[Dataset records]
►

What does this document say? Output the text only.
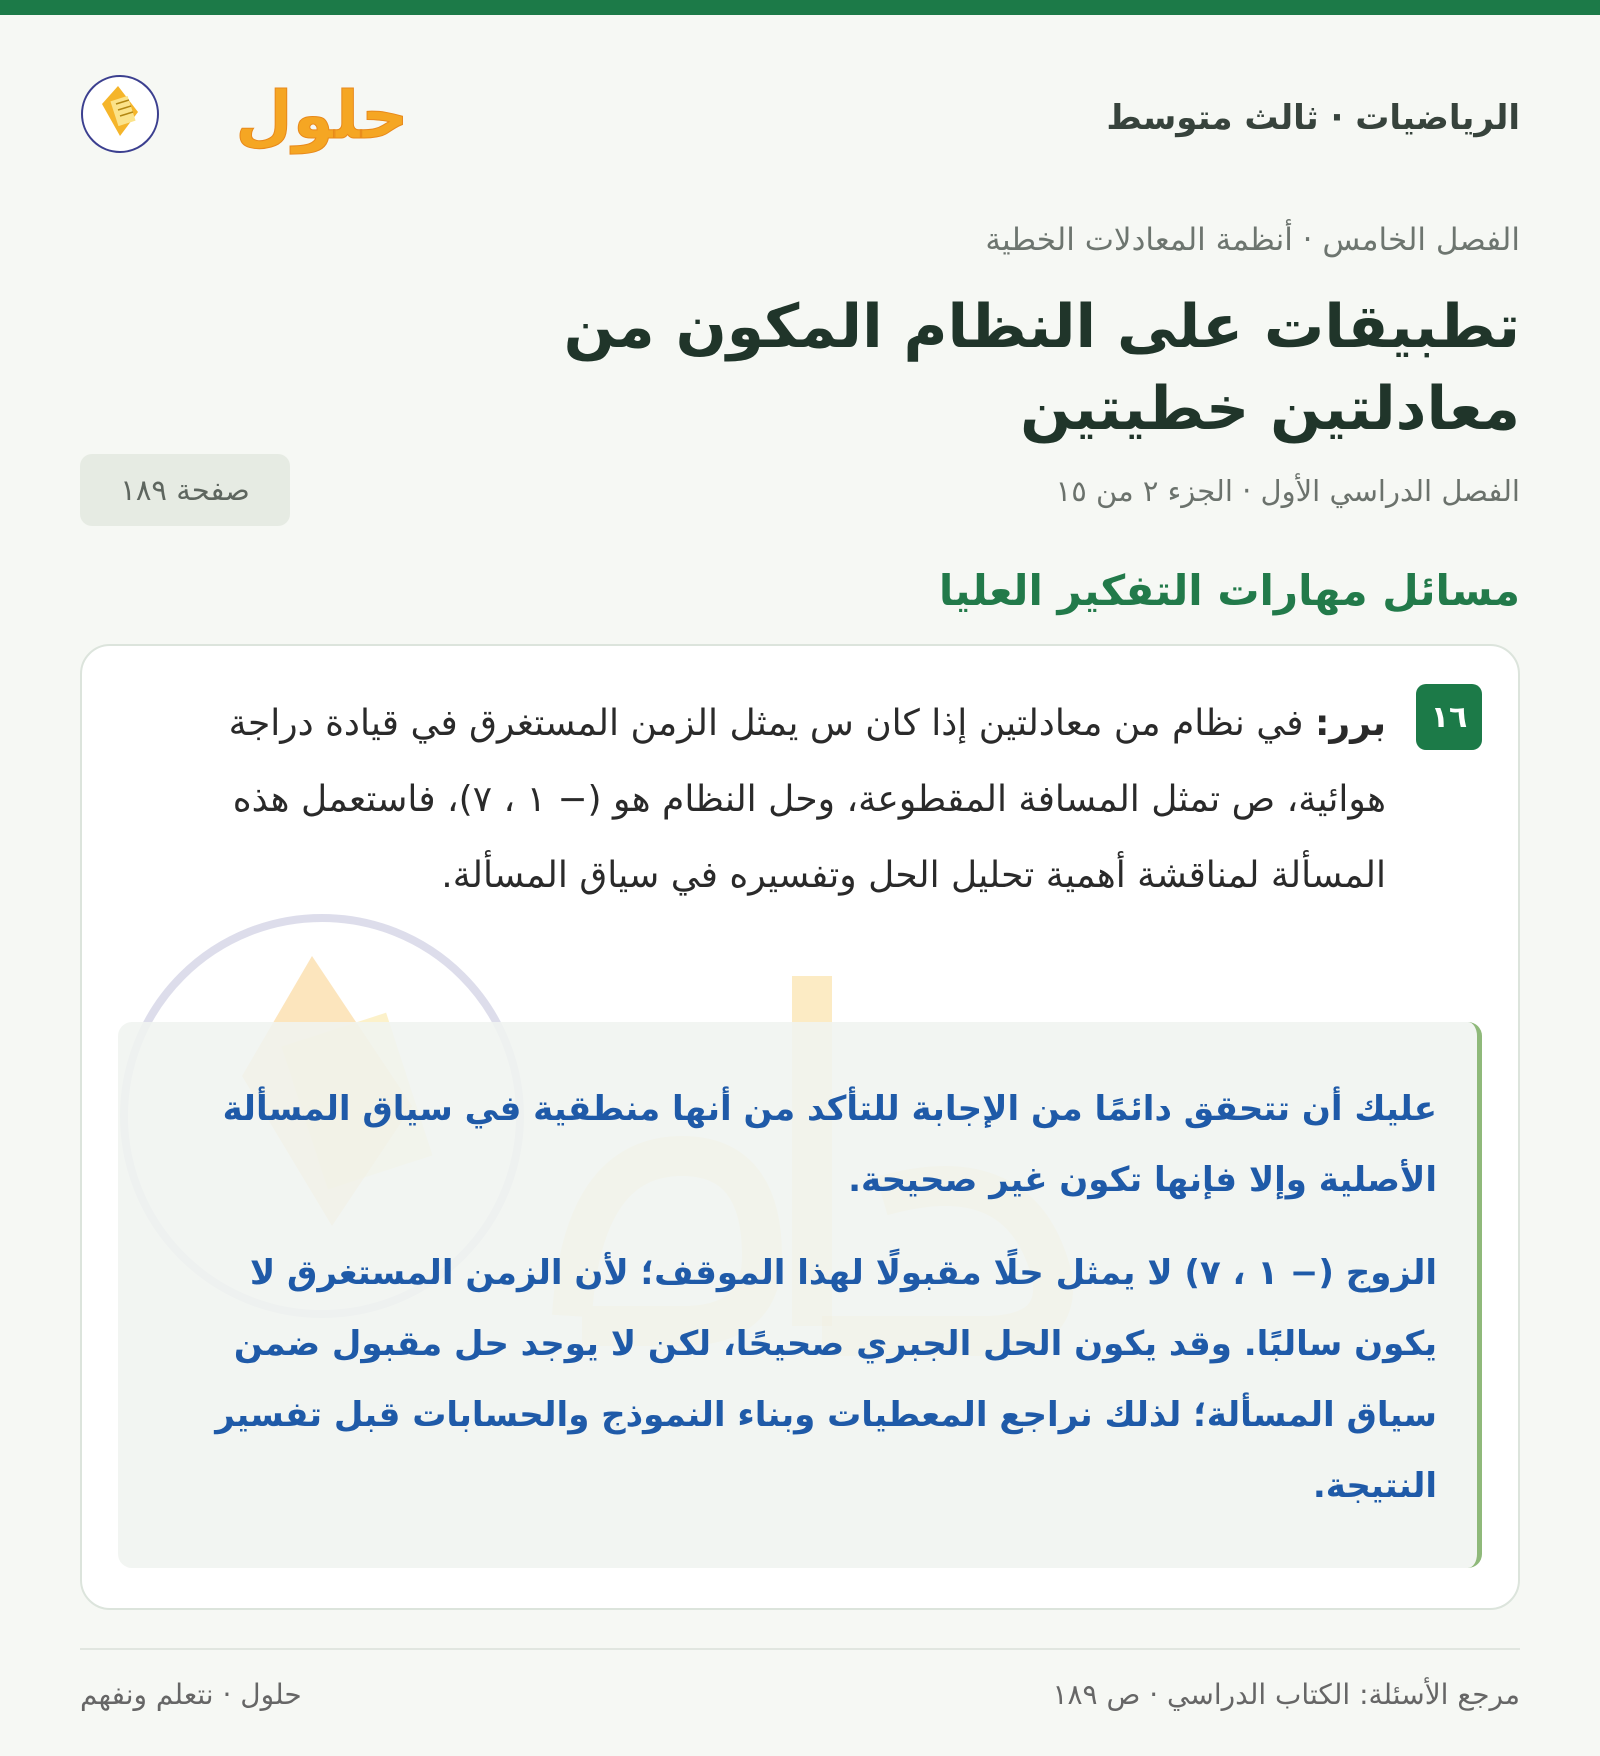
الرياضيات · ثالث متوسط
حلول
الفصل الخامس · أنظمة المعادلات الخطية
تطبيقات على النظام المكون من معادلتين خطيتين
الفصل الدراسي الأول · الجزء ٢ من ١٥
صفحة ١٨٩
مسائل مهارات التفكير العليا
١٦

برر: في نظام من معادلتين إذا كان س يمثل الزمن المستغرق في قيادة دراجة هوائية، ص تمثل المسافة المقطوعة، وحل النظام هو (− ١ ، ٧)، فاستعمل هذه المسألة لمناقشة أهمية تحليل الحل وتفسيره في سياق المسألة.

عليك أن تتحقق دائمًا من الإجابة للتأكد من أنها منطقية في سياق المسألة الأصلية وإلا فإنها تكون غير صحيحة.

الزوج (− ١ ، ٧) لا يمثل حلًا مقبولًا لهذا الموقف؛ لأن الزمن المستغرق لا يكون سالبًا. وقد يكون الحل الجبري صحيحًا، لكن لا يوجد حل مقبول ضمن سياق المسألة؛ لذلك نراجع المعطيات وبناء النموذج والحسابات قبل تفسير النتيجة.

مرجع الأسئلة: الكتاب الدراسي · ص ١٨٩
حلول · نتعلم ونفهم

◄

__Exercise task__: Extract all lines containing the word "الدراسي".

__Problem solution__:
الفصل الدراسي الأول · الجزء ٢ من ١٥
مرجع الأسئلة: الكتاب الدراسي · ص ١٨٩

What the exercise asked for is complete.